__Texte source__:
☆ ☆ ☆ ☆ ☆

Cherif Kouachi fait son cinéma. Il a tourné un court-métrage associatif en 2004. En voici les rushes.

Avec les différentes prises. On entend "Moteur". Et il joue, sale gosse souriant, presque solaire, "tenace et positif", dit le commentaire. Il joue un rappeur en galère. Avant de faire l'acteur amateur, Cherif avait rêvé d'une grande carrière de footballeur : argent, gloire, filles, des rêves si ordinaires. On connaissait déjà ces images. On en avait même vu des extraits muets dans un "Pièces à conviction" de 2005, lui-même multi-rediffusé après le 7 janvier. On ne les avait jamais vues en longueur. Il faut dire que Chérif Kouachi n'était pas, alors, le personnage principal. C'était un second rôle, dans des enquêtes sur le "prédicateur des rues", Farid Benyettou, après le démantèlement de la "filière des Buttes-Chaumont". En 2005, il était en prison, après un départ raté en Irak. "Il s'est aperçu qu'il s'est fait rouler dans la farine, et embringuer dans quelque chose", disait avec conviction son éducateur.

C'est très bien, que France 3 ait intercalé cette longue rétrospective du parcours des Kouachi et de Coulibaly, Les visages de la terreur, au milieu des autocélébrations médiatiques du pouvoir. Cette tentative de comprendre ses ennemis, sans doute est-ce un des facteurs qui distinguent "le civilisé du barbare", comme dit le préfet qui fut chargé d'organiser l'inhumation à Reims de Saïd Kouachi, dans un saisissant portrait du Monde, publié hier. C'est un film sans haine ni caricature, qui s'efforce d'expliquer sans justifier. Expliquer ? Au total, on a beau chercher à repérer, dans le parcours, le point de bascule, ce fameux point de bascule, on a beau le chercher désespérément, certain que là se trouve la clé, il se refuse toujours. L'enfance fracassée, le suicide de la mère des Kouachi, femme de ménage, les années d'adolescence dans un foyer du Limousin, la rencontre avec la "filière du 19e arrondissement", sont évidemment autant de petits cailloux. Comme la rencontre, en prison, avec le braqueur récidiviste Coulibaly. Mais ils n'éclairent pas cet intervalle de onze ans, entre le joyeux comédien amateur et le tueur de la rue Nicolas Appert.

Par définition, les années de sommeil des "dormants" résistent à toute mise en images. Comment une caméra documentaire pourrait-elle capter la longue attente, les doutes éventuels, le mûrissement des décisions, la constitution de filières de commandement, les mensonges à l'entourage le plus proche, à la femme, aux enfants ? Il y faut la plume extra-lucide de l'écrivain. Justement, les éditions Viviane Hamy re-publient un roman, Métamorphoses, de François Vallejo, qui raconte la conversion, et la radicalisation, d'un jeune Français ordinaire. Initialement paru en 2012, le roman avait été écrit l'année précédente, avant même l'affaire Merah. Et on le dévore en ce début 2016, comme s'il avait été écrit après le Bataclan. Soit les romanciers sont des extra-lucides, soit le journalisme est désespérément myope. Soit les deux.

☆ ☆ ☆ ☆ ☆

[Entrées d'éléments encadrés]
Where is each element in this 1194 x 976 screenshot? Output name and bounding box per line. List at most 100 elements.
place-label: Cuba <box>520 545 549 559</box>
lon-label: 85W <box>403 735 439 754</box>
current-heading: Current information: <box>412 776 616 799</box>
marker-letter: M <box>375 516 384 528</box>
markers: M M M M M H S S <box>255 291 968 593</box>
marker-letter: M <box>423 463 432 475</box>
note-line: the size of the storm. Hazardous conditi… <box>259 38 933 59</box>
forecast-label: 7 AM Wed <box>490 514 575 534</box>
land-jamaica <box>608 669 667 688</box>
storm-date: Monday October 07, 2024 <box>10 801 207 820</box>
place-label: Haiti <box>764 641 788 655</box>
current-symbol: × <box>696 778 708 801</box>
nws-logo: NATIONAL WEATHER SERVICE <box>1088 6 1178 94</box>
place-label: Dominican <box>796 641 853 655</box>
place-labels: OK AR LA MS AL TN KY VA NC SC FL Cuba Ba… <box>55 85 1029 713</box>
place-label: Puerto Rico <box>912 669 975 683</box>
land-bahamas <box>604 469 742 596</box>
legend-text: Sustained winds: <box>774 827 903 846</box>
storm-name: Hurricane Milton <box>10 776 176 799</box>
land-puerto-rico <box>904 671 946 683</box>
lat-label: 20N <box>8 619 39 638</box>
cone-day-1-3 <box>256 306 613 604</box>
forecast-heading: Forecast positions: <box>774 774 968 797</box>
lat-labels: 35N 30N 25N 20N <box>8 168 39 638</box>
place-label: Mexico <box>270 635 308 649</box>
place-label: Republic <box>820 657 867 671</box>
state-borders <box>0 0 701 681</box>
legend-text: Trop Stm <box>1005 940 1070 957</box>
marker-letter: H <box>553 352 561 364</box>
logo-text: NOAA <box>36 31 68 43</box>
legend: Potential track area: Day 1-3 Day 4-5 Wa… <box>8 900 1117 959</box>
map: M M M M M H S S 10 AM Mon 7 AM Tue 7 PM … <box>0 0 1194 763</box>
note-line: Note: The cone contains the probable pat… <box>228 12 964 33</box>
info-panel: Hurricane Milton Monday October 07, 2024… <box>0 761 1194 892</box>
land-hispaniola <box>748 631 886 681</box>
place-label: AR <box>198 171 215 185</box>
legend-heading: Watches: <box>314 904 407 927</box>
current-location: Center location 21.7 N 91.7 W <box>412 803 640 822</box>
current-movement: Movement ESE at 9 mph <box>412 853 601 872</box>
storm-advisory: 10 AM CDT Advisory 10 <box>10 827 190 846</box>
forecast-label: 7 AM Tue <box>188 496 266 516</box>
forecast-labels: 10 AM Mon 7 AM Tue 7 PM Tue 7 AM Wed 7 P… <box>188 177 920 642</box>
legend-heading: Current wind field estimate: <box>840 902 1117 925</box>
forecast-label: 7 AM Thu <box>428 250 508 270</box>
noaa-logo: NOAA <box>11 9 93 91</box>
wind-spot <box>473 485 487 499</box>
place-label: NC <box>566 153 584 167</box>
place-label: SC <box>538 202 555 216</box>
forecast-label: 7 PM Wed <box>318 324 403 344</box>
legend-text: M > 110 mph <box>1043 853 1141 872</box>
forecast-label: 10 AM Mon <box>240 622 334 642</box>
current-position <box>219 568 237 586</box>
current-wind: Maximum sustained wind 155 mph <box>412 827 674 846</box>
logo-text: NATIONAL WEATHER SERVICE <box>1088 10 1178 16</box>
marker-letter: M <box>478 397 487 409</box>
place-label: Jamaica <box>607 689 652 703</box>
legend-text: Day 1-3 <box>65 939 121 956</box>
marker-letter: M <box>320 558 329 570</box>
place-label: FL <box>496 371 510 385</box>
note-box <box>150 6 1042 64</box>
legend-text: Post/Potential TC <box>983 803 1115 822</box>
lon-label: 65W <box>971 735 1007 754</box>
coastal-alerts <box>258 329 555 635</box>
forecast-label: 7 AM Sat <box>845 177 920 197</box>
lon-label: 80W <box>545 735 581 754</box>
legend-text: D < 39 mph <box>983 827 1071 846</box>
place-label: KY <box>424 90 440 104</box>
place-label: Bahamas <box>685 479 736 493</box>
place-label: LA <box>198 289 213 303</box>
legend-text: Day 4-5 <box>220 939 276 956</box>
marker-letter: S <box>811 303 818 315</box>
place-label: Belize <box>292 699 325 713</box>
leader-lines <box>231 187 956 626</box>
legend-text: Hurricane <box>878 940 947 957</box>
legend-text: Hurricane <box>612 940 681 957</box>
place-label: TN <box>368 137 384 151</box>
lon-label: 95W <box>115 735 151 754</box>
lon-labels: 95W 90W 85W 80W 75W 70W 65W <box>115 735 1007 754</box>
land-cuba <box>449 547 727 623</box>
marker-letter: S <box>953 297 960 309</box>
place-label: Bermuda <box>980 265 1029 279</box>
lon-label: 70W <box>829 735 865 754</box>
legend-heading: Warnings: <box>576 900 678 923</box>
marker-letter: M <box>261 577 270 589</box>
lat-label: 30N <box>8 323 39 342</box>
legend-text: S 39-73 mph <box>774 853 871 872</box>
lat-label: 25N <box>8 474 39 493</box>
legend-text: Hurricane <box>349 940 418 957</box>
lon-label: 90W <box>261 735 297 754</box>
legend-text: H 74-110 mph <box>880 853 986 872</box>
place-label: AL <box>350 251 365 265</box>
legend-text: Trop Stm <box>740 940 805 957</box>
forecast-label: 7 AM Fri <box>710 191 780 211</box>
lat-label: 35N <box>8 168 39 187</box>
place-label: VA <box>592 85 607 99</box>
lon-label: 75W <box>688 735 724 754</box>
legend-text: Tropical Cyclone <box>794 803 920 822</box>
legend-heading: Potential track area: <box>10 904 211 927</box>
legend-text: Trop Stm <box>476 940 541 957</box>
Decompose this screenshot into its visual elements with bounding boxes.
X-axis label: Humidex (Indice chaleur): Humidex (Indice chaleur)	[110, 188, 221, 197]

☆ ☆ ☆ ☆ ☆

__Votre objectif__: Recopiez s'il vous plaît le passage du texte source compris entre « Par définition, les » et « Soit les deux. », bornes incluses, en substituant « aveugle » à « myope ».

__Réponse complète__:
Par définition, les années de sommeil des "dormants" résistent à toute mise en images. Comment une caméra documentaire pourrait-elle capter la longue attente, les doutes éventuels, le mûrissement des décisions, la constitution de filières de commandement, les mensonges à l'entourage le plus proche, à la femme, aux enfants ? Il y faut la plume extra-lucide de l'écrivain. Justement, les éditions Viviane Hamy re-publient un roman, Métamorphoses, de François Vallejo, qui raconte la conversion, et la radicalisation, d'un jeune Français ordinaire. Initialement paru en 2012, le roman avait été écrit l'année précédente, avant même l'affaire Merah. Et on le dévore en ce début 2016, comme s'il avait été écrit après le Bataclan. Soit les romanciers sont des extra-lucides, soit le journalisme est désespérément aveugle. Soit les deux.